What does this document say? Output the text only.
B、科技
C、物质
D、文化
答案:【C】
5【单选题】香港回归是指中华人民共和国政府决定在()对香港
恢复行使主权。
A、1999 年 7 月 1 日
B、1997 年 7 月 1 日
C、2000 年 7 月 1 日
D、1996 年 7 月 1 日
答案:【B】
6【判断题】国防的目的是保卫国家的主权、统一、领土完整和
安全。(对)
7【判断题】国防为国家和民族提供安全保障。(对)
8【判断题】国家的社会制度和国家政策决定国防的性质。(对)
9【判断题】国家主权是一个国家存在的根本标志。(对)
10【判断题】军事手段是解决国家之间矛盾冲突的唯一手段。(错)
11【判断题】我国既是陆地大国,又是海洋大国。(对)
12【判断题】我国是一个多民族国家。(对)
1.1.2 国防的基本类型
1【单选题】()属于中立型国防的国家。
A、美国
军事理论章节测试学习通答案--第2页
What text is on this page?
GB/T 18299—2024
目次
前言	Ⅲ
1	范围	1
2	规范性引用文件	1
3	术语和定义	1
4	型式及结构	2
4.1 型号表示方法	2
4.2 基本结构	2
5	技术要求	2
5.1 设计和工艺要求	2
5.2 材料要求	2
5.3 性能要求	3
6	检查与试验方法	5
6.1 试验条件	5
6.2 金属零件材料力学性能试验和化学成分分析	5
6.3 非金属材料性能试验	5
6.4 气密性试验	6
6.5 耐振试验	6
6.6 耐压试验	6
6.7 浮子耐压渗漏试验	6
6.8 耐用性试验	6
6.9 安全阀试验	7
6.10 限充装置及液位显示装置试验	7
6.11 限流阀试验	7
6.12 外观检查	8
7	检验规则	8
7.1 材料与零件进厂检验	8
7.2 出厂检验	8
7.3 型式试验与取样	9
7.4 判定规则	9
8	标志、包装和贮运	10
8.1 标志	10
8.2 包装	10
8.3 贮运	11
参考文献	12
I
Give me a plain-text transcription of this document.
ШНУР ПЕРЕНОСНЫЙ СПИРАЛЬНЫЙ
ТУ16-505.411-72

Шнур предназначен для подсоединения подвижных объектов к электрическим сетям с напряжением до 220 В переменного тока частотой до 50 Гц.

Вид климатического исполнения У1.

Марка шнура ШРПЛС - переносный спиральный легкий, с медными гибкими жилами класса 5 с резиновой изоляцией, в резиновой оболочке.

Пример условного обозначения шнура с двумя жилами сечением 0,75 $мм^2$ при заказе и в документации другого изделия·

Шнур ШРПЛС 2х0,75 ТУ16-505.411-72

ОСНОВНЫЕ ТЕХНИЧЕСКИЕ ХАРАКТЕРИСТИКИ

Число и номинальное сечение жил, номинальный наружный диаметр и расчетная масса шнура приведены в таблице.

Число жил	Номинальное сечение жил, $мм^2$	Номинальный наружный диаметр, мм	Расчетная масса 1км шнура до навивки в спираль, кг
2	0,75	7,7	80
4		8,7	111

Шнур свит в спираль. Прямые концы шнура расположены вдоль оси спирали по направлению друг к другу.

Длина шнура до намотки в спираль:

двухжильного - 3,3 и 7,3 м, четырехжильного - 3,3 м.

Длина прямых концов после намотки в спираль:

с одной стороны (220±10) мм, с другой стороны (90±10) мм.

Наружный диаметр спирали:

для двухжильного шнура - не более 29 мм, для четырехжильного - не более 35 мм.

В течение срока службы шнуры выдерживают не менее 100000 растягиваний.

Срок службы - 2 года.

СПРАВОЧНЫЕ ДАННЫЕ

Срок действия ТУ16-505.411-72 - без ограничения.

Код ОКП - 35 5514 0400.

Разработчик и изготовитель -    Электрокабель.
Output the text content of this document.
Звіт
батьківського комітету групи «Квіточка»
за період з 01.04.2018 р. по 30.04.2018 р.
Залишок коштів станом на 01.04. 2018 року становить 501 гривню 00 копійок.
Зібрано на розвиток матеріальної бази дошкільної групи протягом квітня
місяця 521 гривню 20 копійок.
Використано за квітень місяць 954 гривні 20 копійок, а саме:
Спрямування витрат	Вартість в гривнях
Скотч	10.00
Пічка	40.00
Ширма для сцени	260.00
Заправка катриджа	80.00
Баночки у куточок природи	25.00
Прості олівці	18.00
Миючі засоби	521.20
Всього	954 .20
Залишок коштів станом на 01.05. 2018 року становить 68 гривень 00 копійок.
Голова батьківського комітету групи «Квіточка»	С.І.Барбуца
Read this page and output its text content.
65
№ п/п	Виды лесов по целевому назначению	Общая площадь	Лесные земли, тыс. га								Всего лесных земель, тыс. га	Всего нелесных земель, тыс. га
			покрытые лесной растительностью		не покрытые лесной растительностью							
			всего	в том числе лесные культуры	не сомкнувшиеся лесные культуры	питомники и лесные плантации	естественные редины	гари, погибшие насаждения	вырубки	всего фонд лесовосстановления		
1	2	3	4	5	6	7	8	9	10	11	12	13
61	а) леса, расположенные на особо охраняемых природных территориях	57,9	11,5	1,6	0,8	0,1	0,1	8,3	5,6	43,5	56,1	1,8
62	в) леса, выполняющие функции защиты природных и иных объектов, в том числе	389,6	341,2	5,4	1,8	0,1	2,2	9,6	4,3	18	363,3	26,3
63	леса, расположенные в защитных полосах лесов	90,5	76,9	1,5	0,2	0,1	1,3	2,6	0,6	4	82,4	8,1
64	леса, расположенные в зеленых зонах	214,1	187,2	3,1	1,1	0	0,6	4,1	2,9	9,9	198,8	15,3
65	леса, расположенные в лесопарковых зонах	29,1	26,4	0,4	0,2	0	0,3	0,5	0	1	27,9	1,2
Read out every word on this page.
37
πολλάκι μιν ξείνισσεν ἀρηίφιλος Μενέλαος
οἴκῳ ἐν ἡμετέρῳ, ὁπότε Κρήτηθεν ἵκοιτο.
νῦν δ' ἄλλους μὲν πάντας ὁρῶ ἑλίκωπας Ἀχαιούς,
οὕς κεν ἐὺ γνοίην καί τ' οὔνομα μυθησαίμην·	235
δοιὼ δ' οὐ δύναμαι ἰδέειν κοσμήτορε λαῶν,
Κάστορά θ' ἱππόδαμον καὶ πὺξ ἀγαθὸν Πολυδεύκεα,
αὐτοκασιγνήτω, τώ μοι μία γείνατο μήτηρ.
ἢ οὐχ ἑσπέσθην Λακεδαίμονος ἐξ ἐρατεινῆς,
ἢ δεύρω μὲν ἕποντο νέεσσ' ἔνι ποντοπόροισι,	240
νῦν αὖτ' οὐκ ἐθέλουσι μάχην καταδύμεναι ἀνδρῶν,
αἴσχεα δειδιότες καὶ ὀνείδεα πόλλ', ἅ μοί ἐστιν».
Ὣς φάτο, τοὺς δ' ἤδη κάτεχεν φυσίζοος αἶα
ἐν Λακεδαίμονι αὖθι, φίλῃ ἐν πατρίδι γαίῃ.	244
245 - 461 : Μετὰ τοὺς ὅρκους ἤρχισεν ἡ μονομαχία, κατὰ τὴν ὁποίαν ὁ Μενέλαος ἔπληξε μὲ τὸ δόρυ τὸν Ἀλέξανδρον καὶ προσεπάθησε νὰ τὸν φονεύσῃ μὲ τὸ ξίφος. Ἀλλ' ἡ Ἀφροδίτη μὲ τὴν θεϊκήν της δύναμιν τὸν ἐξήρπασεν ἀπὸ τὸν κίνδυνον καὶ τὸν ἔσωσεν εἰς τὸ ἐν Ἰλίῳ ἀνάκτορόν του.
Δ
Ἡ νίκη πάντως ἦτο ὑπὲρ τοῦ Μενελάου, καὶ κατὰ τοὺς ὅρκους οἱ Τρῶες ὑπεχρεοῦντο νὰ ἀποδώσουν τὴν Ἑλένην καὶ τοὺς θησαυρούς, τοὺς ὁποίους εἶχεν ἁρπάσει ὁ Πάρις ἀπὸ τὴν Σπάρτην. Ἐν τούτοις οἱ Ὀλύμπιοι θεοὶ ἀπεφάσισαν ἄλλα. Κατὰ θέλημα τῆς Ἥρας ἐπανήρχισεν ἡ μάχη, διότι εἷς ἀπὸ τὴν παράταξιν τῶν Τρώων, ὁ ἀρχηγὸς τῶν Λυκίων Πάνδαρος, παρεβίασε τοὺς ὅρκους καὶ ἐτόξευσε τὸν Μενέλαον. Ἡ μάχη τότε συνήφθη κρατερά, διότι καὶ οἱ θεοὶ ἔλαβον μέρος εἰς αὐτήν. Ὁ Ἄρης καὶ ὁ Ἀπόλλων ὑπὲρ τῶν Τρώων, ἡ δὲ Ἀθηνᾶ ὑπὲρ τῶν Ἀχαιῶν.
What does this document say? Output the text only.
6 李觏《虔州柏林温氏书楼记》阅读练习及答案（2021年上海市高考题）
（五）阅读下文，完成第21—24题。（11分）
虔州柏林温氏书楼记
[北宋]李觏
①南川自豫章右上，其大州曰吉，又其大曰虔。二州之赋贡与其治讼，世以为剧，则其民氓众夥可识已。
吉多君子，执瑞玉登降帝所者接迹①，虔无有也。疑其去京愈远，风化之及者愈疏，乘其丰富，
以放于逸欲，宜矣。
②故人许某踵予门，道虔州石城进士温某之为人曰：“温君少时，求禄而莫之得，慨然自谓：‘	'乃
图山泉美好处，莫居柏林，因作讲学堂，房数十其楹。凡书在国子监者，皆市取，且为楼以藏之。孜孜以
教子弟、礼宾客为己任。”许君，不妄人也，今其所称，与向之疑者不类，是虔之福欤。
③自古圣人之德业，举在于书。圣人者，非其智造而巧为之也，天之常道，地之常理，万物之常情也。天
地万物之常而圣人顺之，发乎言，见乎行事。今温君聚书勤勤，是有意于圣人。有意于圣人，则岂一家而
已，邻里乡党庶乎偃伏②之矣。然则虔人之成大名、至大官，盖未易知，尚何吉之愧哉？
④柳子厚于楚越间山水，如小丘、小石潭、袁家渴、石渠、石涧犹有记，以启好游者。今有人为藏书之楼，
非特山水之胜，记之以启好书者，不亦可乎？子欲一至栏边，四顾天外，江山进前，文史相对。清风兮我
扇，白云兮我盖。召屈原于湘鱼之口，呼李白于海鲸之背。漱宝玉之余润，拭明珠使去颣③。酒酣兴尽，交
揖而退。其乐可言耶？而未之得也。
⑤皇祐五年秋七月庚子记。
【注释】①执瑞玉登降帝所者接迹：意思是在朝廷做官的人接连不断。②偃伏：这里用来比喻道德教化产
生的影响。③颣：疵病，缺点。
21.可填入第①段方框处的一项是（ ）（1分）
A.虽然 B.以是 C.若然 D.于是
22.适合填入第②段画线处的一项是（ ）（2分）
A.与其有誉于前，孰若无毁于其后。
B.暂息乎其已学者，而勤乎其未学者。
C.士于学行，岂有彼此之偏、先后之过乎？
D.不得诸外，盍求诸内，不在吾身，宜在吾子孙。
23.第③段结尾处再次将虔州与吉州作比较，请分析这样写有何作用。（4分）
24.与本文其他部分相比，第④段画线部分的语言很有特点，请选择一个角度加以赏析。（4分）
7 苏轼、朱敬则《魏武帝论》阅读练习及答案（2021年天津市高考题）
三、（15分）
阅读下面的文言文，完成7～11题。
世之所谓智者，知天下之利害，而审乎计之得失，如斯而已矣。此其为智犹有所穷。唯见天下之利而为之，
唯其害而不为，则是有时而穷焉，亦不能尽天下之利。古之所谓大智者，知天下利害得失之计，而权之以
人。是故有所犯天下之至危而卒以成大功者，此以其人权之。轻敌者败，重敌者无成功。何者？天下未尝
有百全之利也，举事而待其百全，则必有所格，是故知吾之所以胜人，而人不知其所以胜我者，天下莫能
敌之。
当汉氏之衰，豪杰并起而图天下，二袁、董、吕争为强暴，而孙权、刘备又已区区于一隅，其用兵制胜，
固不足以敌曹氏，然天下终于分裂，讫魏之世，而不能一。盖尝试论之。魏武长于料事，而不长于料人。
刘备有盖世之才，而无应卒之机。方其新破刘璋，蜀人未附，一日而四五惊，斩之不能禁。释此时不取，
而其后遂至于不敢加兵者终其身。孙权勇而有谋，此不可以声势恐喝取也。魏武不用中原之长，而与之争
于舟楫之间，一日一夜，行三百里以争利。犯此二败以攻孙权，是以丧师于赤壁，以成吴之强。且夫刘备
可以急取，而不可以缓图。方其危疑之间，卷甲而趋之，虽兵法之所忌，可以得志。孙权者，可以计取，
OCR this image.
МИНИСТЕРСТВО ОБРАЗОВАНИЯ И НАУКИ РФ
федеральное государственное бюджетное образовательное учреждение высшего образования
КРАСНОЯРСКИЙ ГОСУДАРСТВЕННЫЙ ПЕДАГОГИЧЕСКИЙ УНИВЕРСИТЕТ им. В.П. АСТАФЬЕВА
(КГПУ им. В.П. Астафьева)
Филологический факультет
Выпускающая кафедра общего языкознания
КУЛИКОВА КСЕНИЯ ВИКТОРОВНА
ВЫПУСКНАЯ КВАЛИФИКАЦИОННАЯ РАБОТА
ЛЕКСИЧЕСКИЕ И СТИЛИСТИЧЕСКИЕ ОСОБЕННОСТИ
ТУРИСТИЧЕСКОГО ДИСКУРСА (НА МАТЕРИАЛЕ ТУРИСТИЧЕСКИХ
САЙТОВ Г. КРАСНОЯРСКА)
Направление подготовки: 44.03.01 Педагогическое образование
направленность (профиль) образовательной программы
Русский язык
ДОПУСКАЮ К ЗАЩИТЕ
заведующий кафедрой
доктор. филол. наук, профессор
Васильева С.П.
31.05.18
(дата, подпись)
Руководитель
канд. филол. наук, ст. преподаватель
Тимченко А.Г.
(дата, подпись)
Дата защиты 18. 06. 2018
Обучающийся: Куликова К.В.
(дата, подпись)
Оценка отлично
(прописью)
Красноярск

____

## Given task
Reproduce the records above exactly, starting with the line that contains "OCR this image." and ending with the last line.

## Solution to the exercise
OCR this image.
МИНИСТЕРСТВО ОБРАЗОВАНИЯ И НАУКИ РФ
федеральное государственное бюджетное образовательное учреждение высшего образования
КРАСНОЯРСКИЙ ГОСУДАРСТВЕННЫЙ ПЕДАГОГИЧЕСКИЙ УНИВЕРСИТЕТ им. В.П. АСТАФЬЕВА
(КГПУ им. В.П. Астафьева)
Филологический факультет
Выпускающая кафедра общего языкознания
КУЛИКОВА КСЕНИЯ ВИКТОРОВНА
ВЫПУСКНАЯ КВАЛИФИКАЦИОННАЯ РАБОТА
ЛЕКСИЧЕСКИЕ И СТИЛИСТИЧЕСКИЕ ОСОБЕННОСТИ
ТУРИСТИЧЕСКОГО ДИСКУРСА (НА МАТЕРИАЛЕ ТУРИСТИЧЕСКИХ
САЙТОВ Г. КРАСНОЯРСКА)
Направление подготовки: 44.03.01 Педагогическое образование
направленность (профиль) образовательной программы
Русский язык
ДОПУСКАЮ К ЗАЩИТЕ
заведующий кафедрой
доктор. филол. наук, профессор
Васильева С.П.
31.05.18
(дата, подпись)
Руководитель
канд. филол. наук, ст. преподаватель
Тимченко А.Г.
(дата, подпись)
Дата защиты 18. 06. 2018
Обучающийся: Куликова К.В.
(дата, подпись)
Оценка отлично
(прописью)
Красноярск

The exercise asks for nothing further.